begin

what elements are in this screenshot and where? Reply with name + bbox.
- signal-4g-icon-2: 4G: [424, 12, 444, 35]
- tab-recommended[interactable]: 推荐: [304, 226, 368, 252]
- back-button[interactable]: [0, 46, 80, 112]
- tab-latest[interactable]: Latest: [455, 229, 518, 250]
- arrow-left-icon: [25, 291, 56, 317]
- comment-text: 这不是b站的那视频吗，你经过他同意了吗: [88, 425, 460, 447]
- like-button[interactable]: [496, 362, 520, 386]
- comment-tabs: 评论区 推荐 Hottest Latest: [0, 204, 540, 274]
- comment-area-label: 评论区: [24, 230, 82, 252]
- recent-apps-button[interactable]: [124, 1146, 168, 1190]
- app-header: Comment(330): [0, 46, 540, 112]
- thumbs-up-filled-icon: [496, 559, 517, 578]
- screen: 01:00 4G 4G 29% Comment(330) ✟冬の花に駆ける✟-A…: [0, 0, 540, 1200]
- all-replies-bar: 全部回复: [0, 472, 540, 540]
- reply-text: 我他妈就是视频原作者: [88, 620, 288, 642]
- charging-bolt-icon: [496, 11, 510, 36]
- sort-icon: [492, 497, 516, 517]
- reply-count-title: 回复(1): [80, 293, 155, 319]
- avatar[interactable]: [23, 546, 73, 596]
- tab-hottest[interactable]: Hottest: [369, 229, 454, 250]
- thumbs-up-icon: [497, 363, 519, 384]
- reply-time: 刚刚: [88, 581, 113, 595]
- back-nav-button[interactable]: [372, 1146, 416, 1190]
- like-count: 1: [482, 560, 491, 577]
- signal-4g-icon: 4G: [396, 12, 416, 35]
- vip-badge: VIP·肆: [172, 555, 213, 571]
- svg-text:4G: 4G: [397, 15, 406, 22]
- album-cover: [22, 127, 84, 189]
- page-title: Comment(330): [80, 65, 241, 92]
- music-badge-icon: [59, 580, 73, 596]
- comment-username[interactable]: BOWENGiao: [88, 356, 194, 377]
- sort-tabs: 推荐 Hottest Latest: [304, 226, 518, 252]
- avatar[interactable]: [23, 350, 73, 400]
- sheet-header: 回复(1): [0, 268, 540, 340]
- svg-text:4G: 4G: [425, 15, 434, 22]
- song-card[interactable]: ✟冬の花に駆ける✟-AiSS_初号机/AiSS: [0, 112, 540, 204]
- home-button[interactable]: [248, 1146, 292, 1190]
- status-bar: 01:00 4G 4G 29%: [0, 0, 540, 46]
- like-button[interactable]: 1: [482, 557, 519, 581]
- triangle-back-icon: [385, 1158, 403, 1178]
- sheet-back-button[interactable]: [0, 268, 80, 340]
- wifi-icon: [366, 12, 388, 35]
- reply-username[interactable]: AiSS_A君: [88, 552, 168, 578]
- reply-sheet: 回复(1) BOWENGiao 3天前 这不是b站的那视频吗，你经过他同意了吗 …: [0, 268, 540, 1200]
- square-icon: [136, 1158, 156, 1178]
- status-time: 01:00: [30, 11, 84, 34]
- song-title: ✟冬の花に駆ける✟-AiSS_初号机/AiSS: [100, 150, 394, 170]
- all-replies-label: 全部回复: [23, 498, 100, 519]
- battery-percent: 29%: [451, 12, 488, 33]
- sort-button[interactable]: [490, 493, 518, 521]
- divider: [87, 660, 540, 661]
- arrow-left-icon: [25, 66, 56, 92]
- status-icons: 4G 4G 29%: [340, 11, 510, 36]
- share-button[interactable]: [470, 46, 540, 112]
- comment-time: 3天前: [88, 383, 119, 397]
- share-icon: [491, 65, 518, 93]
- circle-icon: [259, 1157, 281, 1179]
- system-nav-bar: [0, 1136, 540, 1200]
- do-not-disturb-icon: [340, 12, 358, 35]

end

REQUIRED WORK: Rewrite the records above, swapping every "interactable" for "clickable" and leaving all else unchanged.

CORRECT OUTPUT:
what elements are in this screenshot and where? Reply with name + bbox.
- signal-4g-icon-2: 4G: [424, 12, 444, 35]
- tab-recommended[clickable]: 推荐: [304, 226, 368, 252]
- back-button[clickable]: [0, 46, 80, 112]
- tab-latest[clickable]: Latest: [455, 229, 518, 250]
- arrow-left-icon: [25, 291, 56, 317]
- comment-text: 这不是b站的那视频吗，你经过他同意了吗: [88, 425, 460, 447]
- like-button[clickable]: [496, 362, 520, 386]
- comment-tabs: 评论区 推荐 Hottest Latest: [0, 204, 540, 274]
- comment-area-label: 评论区: [24, 230, 82, 252]
- recent-apps-button[clickable]: [124, 1146, 168, 1190]
- app-header: Comment(330): [0, 46, 540, 112]
- thumbs-up-filled-icon: [496, 559, 517, 578]
- screen: 01:00 4G 4G 29% Comment(330) ✟冬の花に駆ける✟-A…: [0, 0, 540, 1200]
- all-replies-bar: 全部回复: [0, 472, 540, 540]
- reply-text: 我他妈就是视频原作者: [88, 620, 288, 642]
- charging-bolt-icon: [496, 11, 510, 36]
- sort-icon: [492, 497, 516, 517]
- reply-count-title: 回复(1): [80, 293, 155, 319]
- avatar[clickable]: [23, 546, 73, 596]
- tab-hottest[clickable]: Hottest: [369, 229, 454, 250]
- thumbs-up-icon: [497, 363, 519, 384]
- reply-time: 刚刚: [88, 581, 113, 595]
- back-nav-button[clickable]: [372, 1146, 416, 1190]
- like-count: 1: [482, 560, 491, 577]
- signal-4g-icon: 4G: [396, 12, 416, 35]
- vip-badge: VIP·肆: [172, 555, 213, 571]
- svg-text:4G: 4G: [397, 15, 406, 22]
- album-cover: [22, 127, 84, 189]
- page-title: Comment(330): [80, 65, 241, 92]
- music-badge-icon: [59, 580, 73, 596]
- comment-username[clickable]: BOWENGiao: [88, 356, 194, 377]
- sort-tabs: 推荐 Hottest Latest: [304, 226, 518, 252]
- avatar[clickable]: [23, 350, 73, 400]
- sheet-header: 回复(1): [0, 268, 540, 340]
- svg-text:4G: 4G: [425, 15, 434, 22]
- song-card[clickable]: ✟冬の花に駆ける✟-AiSS_初号机/AiSS: [0, 112, 540, 204]
- home-button[clickable]: [248, 1146, 292, 1190]
- status-bar: 01:00 4G 4G 29%: [0, 0, 540, 46]
- like-button[clickable]: 1: [482, 557, 519, 581]
- triangle-back-icon: [385, 1158, 403, 1178]
- sheet-back-button[clickable]: [0, 268, 80, 340]
- wifi-icon: [366, 12, 388, 35]
- reply-username[clickable]: AiSS_A君: [88, 552, 168, 578]
- reply-sheet: 回复(1) BOWENGiao 3天前 这不是b站的那视频吗，你经过他同意了吗 …: [0, 268, 540, 1200]
- square-icon: [136, 1158, 156, 1178]
- status-time: 01:00: [30, 11, 84, 34]
- song-title: ✟冬の花に駆ける✟-AiSS_初号机/AiSS: [100, 150, 394, 170]
- all-replies-label: 全部回复: [23, 498, 100, 519]
- battery-percent: 29%: [451, 12, 488, 33]
- sort-button[clickable]: [490, 493, 518, 521]
- divider: [87, 660, 540, 661]
- arrow-left-icon: [25, 66, 56, 92]
- status-icons: 4G 4G 29%: [340, 11, 510, 36]
- share-button[clickable]: [470, 46, 540, 112]
- comment-time: 3天前: [88, 383, 119, 397]
- share-icon: [491, 65, 518, 93]
- circle-icon: [259, 1157, 281, 1179]
- system-nav-bar: [0, 1136, 540, 1200]
- do-not-disturb-icon: [340, 12, 358, 35]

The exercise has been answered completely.